Problem: Please copy the lines of the listing below word for word, starting at the line that contains "local-funds-label: 地方资金 xyxy=(172,351,329,388)" and ending at the line that contains "table-row-indicator: 实施可移动文物保护项目 xyxy=(458,797,837,841)", both included.

Data shown:
--- BEGIN ---
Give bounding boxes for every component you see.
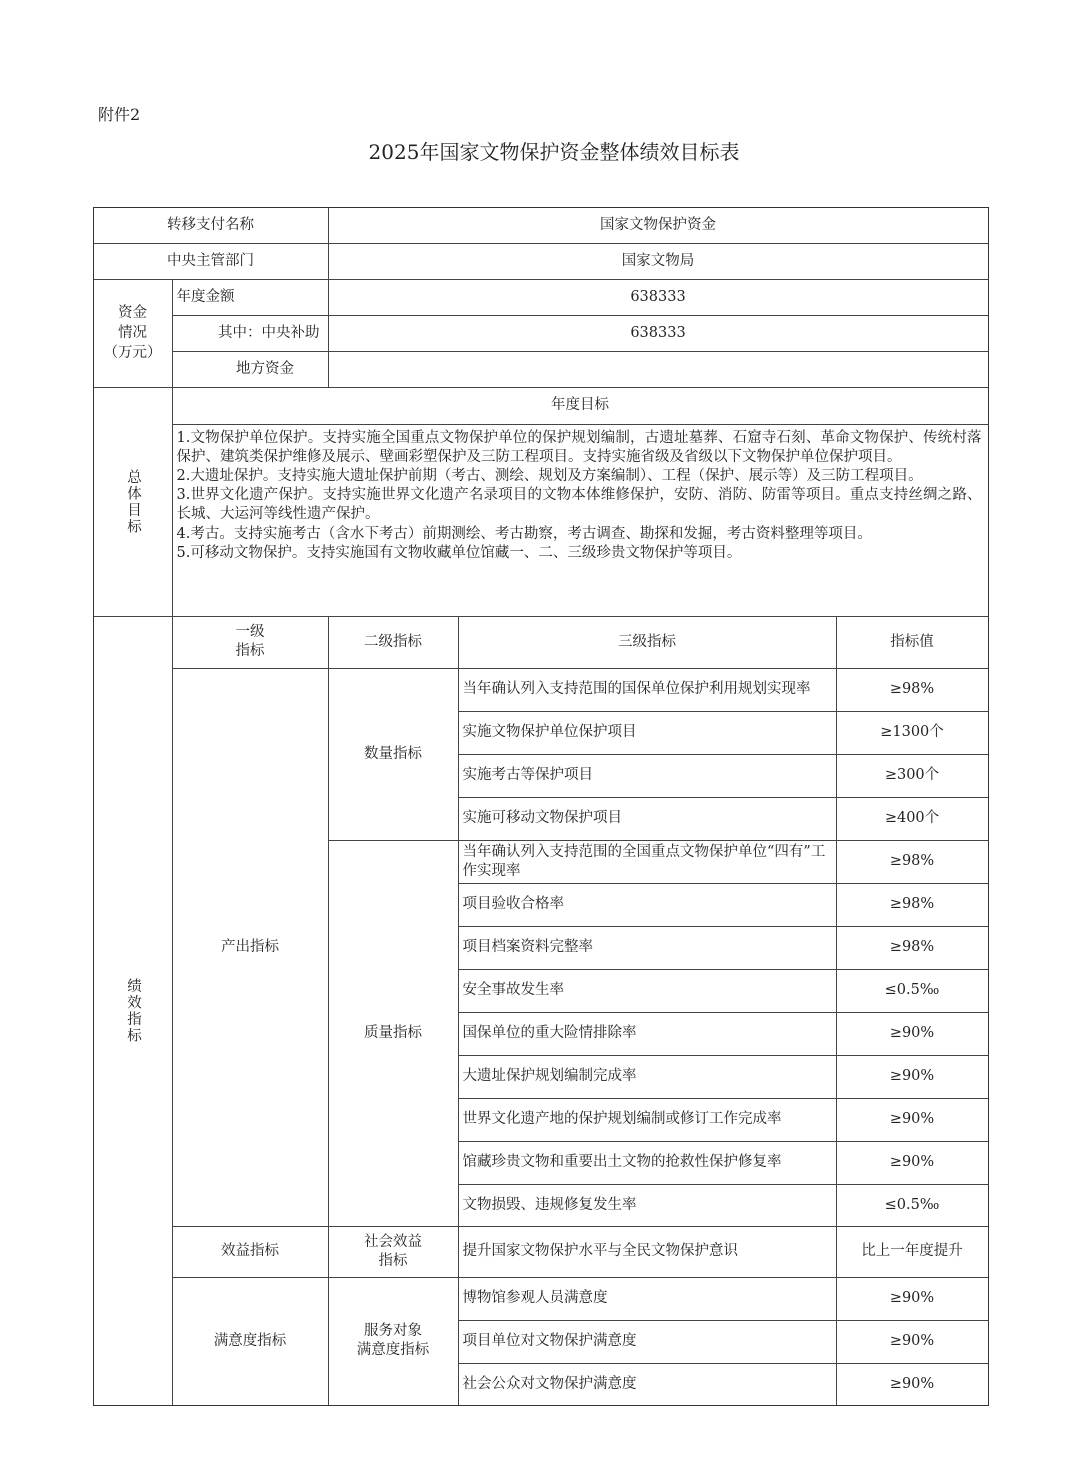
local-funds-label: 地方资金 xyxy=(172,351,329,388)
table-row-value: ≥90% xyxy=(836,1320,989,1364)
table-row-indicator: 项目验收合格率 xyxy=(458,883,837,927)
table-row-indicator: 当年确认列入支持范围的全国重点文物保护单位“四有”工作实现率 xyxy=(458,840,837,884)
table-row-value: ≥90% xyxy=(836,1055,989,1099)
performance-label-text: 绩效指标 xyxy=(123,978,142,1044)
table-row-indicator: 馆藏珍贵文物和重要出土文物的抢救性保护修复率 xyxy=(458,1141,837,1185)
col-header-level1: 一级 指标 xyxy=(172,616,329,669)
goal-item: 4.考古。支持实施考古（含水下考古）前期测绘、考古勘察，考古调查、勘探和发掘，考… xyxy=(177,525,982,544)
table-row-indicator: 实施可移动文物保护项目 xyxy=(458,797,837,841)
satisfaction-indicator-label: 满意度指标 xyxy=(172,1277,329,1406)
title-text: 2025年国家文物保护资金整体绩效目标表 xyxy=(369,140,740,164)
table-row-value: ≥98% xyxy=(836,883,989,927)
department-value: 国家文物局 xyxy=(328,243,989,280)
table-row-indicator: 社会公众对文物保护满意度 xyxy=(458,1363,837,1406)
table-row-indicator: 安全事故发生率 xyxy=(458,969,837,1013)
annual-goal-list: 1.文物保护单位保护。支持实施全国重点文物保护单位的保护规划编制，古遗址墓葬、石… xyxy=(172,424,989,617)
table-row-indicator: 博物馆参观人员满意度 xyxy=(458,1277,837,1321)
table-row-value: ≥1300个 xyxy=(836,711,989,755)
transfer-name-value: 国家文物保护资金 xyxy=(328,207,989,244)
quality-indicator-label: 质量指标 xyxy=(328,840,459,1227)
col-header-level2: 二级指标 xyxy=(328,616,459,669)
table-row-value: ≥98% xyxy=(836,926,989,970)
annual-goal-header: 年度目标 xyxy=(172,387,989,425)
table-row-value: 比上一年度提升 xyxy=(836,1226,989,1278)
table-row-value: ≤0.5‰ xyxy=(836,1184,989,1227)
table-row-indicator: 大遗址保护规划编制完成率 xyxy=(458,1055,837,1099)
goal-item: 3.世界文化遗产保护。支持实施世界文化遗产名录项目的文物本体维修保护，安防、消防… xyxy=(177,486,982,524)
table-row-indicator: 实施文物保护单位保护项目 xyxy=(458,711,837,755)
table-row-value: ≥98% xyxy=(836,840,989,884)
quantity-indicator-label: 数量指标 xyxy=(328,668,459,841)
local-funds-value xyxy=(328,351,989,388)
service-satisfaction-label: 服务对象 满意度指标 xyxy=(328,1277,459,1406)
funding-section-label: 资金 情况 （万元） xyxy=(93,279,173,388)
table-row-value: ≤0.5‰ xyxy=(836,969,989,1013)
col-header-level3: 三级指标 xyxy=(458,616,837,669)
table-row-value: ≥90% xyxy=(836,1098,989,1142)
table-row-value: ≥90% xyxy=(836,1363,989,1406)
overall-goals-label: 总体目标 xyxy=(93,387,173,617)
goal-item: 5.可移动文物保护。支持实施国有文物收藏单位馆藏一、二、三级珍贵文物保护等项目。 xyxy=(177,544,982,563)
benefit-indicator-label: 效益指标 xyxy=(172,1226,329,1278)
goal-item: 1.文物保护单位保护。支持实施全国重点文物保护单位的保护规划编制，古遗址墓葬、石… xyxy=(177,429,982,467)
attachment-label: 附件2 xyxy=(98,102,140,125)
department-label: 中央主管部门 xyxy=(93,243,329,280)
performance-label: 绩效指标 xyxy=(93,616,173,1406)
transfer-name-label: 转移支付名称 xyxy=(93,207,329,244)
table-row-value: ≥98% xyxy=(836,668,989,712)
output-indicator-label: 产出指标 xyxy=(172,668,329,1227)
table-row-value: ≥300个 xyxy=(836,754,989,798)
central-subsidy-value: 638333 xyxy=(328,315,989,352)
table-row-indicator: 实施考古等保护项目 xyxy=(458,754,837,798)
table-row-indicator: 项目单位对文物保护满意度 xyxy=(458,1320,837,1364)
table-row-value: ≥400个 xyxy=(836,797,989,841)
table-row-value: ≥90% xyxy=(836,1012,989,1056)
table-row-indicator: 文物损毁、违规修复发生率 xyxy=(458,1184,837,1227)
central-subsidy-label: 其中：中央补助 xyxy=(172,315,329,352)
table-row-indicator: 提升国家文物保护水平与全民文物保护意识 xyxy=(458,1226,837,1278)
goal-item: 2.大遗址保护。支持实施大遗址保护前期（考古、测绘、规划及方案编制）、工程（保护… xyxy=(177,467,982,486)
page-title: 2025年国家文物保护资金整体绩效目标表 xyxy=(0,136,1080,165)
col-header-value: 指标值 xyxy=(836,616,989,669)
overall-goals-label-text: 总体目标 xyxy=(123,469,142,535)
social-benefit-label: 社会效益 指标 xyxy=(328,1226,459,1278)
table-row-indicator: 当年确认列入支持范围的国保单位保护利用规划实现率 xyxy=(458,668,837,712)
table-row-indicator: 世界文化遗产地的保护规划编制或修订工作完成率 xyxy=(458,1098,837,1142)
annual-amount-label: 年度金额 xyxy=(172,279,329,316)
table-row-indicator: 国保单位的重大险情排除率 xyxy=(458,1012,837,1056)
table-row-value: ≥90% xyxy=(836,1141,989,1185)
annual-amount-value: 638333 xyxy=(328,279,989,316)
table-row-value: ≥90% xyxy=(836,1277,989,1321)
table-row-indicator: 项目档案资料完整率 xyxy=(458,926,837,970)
--- END ---
The result:
local-funds-label: 地方资金 xyxy=(172,351,329,388)
table-row-value: ≥90% xyxy=(836,1320,989,1364)
table-row-indicator: 项目验收合格率 xyxy=(458,883,837,927)
table-row-indicator: 当年确认列入支持范围的全国重点文物保护单位“四有”工作实现率 xyxy=(458,840,837,884)
table-row-value: ≥90% xyxy=(836,1055,989,1099)
performance-label-text: 绩效指标 xyxy=(123,978,142,1044)
table-row-indicator: 馆藏珍贵文物和重要出土文物的抢救性保护修复率 xyxy=(458,1141,837,1185)
col-header-level1: 一级 指标 xyxy=(172,616,329,669)
goal-item: 4.考古。支持实施考古（含水下考古）前期测绘、考古勘察，考古调查、勘探和发掘，考… xyxy=(177,525,982,544)
table-row-indicator: 实施可移动文物保护项目 xyxy=(458,797,837,841)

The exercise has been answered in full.